§ **Task data**:
begin
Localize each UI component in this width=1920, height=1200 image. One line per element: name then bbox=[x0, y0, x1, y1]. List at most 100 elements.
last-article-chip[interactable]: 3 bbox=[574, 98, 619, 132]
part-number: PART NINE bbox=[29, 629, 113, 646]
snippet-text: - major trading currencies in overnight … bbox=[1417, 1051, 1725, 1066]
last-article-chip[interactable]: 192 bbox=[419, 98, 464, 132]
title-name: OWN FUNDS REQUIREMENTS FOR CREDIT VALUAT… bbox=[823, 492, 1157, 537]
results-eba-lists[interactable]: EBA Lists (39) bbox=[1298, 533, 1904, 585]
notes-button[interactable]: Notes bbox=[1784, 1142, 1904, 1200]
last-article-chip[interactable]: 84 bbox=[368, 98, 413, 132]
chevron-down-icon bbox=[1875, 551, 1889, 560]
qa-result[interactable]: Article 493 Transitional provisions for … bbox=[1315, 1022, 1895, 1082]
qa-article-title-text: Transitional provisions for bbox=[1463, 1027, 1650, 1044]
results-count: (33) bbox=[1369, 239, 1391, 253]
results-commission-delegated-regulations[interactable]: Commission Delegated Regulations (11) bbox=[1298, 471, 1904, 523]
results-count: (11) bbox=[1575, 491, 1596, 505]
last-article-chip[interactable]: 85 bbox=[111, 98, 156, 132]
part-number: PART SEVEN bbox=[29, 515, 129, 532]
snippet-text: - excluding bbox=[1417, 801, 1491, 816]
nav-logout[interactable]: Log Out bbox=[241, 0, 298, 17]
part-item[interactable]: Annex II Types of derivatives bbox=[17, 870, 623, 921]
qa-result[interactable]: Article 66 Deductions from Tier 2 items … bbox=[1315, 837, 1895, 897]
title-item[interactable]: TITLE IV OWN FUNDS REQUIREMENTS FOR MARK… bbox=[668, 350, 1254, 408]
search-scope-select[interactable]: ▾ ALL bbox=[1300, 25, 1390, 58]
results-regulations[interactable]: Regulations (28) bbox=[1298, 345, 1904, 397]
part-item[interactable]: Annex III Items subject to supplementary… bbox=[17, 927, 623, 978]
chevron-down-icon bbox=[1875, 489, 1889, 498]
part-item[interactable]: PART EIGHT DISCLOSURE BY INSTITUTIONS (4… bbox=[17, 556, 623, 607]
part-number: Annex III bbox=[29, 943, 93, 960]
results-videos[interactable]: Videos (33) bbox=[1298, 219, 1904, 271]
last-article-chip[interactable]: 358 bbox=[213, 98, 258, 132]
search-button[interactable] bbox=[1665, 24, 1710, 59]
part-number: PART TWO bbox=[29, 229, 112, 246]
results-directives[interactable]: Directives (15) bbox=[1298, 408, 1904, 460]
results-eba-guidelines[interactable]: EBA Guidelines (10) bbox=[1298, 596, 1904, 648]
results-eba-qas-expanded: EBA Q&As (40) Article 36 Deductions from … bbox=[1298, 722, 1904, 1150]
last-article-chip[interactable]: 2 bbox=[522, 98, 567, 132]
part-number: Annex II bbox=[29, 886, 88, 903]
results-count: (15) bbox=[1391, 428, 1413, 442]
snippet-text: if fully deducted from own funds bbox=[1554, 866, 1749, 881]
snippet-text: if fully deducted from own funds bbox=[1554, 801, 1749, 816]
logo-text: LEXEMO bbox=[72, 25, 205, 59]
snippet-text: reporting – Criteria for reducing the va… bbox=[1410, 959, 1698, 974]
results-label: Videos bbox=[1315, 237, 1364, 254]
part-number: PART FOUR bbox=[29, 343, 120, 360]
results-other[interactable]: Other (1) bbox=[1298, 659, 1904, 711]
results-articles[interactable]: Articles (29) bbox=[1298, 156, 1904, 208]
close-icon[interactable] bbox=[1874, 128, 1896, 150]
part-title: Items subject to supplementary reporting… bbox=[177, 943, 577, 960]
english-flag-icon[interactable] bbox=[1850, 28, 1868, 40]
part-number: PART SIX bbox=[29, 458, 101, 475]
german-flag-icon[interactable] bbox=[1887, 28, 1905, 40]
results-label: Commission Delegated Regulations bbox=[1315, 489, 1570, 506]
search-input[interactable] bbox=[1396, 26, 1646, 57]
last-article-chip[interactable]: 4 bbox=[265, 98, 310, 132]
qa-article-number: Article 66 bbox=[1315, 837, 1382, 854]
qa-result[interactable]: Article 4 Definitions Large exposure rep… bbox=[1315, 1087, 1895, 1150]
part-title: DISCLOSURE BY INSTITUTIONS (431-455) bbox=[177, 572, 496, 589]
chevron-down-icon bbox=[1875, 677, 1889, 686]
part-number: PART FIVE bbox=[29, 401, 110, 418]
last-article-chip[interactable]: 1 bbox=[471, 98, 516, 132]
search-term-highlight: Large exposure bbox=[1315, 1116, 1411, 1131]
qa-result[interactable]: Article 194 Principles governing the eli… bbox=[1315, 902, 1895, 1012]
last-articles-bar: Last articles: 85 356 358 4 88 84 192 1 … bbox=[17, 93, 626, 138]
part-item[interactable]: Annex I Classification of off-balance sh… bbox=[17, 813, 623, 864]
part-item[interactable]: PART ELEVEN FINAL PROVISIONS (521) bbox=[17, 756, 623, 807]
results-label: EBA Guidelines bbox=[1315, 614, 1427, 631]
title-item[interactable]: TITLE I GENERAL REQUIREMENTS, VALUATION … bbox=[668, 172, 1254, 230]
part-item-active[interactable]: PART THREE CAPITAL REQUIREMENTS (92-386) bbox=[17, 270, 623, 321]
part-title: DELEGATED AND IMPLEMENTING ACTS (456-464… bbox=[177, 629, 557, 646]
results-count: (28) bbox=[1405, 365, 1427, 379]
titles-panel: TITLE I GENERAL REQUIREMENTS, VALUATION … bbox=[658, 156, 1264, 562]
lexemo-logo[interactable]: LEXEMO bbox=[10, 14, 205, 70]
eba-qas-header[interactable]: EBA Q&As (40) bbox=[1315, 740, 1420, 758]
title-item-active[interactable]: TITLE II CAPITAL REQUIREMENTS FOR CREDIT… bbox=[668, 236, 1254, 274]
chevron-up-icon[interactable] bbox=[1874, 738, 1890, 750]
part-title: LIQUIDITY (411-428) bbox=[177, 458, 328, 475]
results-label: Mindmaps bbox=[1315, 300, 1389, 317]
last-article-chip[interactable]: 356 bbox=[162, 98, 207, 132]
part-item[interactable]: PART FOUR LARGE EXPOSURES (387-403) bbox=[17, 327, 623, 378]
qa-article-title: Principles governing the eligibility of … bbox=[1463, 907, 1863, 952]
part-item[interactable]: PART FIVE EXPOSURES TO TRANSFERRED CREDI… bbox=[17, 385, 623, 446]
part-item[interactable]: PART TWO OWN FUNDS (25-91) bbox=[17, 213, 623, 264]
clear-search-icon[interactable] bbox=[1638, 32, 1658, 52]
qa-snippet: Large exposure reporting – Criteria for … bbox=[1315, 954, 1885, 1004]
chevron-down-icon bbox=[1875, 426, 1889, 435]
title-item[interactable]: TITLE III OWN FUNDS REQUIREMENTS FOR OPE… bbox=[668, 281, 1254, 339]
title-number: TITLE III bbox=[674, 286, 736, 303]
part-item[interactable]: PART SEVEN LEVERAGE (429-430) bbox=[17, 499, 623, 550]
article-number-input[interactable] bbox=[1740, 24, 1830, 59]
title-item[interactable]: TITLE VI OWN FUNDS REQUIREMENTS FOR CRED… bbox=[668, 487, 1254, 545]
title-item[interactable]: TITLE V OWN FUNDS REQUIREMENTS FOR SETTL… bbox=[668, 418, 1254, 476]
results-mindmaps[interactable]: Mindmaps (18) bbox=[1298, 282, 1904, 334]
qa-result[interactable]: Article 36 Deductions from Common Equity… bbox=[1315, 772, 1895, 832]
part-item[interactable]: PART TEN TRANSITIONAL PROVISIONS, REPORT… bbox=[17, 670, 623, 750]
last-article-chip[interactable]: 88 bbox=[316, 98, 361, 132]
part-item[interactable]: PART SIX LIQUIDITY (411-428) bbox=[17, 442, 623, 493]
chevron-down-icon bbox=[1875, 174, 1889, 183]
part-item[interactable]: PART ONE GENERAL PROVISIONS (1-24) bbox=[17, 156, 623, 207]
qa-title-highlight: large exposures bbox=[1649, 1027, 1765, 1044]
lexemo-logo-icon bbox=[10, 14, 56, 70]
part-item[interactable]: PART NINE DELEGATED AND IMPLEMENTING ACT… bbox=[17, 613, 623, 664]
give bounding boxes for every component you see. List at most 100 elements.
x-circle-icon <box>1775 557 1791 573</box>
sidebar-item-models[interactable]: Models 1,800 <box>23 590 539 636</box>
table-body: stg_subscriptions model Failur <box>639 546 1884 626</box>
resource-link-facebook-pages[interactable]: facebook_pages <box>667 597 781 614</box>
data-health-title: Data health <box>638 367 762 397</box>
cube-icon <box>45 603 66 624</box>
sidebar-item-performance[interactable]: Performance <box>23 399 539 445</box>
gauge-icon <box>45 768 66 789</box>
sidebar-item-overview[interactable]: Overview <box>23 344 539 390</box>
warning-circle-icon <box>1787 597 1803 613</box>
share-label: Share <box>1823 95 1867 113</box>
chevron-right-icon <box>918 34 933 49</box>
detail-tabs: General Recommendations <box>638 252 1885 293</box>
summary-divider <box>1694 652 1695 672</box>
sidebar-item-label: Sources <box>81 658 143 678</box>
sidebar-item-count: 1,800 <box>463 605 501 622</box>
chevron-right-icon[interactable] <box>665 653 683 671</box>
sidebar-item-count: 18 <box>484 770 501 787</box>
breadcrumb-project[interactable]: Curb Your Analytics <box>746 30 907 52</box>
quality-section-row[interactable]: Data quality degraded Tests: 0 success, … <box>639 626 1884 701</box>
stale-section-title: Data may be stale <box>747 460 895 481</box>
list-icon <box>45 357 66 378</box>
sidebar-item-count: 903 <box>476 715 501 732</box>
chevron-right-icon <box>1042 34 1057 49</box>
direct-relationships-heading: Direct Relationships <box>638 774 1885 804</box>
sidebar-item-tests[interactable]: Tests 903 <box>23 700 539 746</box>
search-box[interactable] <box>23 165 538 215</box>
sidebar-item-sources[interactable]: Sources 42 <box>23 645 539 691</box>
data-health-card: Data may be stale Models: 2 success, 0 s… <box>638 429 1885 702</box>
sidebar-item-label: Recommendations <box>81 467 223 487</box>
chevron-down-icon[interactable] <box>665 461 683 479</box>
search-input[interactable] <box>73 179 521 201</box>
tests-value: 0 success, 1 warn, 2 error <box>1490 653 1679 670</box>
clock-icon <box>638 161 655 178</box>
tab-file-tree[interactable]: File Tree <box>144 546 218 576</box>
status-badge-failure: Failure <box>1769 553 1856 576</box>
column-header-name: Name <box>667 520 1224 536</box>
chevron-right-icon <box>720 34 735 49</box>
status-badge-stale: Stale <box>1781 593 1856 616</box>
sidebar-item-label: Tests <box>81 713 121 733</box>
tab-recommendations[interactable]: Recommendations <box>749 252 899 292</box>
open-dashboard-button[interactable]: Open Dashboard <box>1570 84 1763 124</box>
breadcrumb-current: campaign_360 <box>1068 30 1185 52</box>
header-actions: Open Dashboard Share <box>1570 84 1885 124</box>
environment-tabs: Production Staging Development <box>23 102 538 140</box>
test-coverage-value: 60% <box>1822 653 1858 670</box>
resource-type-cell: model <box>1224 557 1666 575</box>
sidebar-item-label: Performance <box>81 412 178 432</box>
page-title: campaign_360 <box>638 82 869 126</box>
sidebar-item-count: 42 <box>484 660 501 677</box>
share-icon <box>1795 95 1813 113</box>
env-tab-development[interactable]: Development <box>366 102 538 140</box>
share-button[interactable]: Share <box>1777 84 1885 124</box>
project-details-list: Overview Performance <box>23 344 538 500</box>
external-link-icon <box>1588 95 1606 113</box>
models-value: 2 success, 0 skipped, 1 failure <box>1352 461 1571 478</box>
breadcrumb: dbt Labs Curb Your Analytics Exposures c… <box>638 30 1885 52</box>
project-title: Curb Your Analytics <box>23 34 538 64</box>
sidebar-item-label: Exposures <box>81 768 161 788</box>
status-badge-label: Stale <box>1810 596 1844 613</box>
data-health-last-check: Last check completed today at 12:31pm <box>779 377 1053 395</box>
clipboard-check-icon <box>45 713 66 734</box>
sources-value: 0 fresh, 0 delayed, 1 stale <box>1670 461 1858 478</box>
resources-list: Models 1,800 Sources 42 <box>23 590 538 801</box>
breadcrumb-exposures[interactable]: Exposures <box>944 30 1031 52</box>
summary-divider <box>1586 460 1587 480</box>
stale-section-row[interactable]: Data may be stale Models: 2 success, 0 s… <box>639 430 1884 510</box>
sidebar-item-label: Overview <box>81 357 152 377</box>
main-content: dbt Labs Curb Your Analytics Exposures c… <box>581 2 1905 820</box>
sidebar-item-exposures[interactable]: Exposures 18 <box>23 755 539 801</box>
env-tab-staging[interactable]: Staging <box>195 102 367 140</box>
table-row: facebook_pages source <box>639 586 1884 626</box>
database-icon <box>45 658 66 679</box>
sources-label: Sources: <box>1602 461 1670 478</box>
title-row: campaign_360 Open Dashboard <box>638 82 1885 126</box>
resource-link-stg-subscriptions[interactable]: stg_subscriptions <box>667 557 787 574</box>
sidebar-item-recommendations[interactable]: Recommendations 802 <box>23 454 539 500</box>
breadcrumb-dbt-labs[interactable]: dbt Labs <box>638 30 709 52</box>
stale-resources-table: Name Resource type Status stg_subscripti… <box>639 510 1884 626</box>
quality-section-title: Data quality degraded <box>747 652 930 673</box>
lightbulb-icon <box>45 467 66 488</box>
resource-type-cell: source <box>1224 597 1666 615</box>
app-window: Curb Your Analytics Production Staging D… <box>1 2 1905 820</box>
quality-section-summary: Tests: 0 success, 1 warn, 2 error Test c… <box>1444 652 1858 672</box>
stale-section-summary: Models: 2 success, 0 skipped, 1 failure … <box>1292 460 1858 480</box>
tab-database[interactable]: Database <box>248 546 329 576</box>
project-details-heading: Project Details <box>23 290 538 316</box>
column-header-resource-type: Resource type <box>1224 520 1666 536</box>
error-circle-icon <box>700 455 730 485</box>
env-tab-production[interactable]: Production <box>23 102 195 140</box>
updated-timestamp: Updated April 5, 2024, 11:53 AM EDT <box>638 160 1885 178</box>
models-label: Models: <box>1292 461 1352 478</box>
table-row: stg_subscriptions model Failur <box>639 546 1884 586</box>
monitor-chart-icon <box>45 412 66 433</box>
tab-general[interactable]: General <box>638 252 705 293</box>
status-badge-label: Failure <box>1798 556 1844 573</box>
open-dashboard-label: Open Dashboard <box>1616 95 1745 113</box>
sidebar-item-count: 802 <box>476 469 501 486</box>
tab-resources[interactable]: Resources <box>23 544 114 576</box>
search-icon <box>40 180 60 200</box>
end
§ **Requirements**: Rewrite the material from its first line through the line containing "results-eba-lists[interactable]: EBA Lists", putting "Locate" in place of "Localize" and leaving everything else unchanged.

§ **Response**:
Locate each UI component in this width=1920, height=1200 image. One line per element: name then bbox=[x0, y0, x1, y1]. List at most 100 elements.
last-article-chip[interactable]: 3 bbox=[574, 98, 619, 132]
part-number: PART NINE bbox=[29, 629, 113, 646]
snippet-text: - major trading currencies in overnight … bbox=[1417, 1051, 1725, 1066]
last-article-chip[interactable]: 192 bbox=[419, 98, 464, 132]
title-name: OWN FUNDS REQUIREMENTS FOR CREDIT VALUAT… bbox=[823, 492, 1157, 537]
results-eba-lists[interactable]: EBA Lists (39) bbox=[1298, 533, 1904, 585]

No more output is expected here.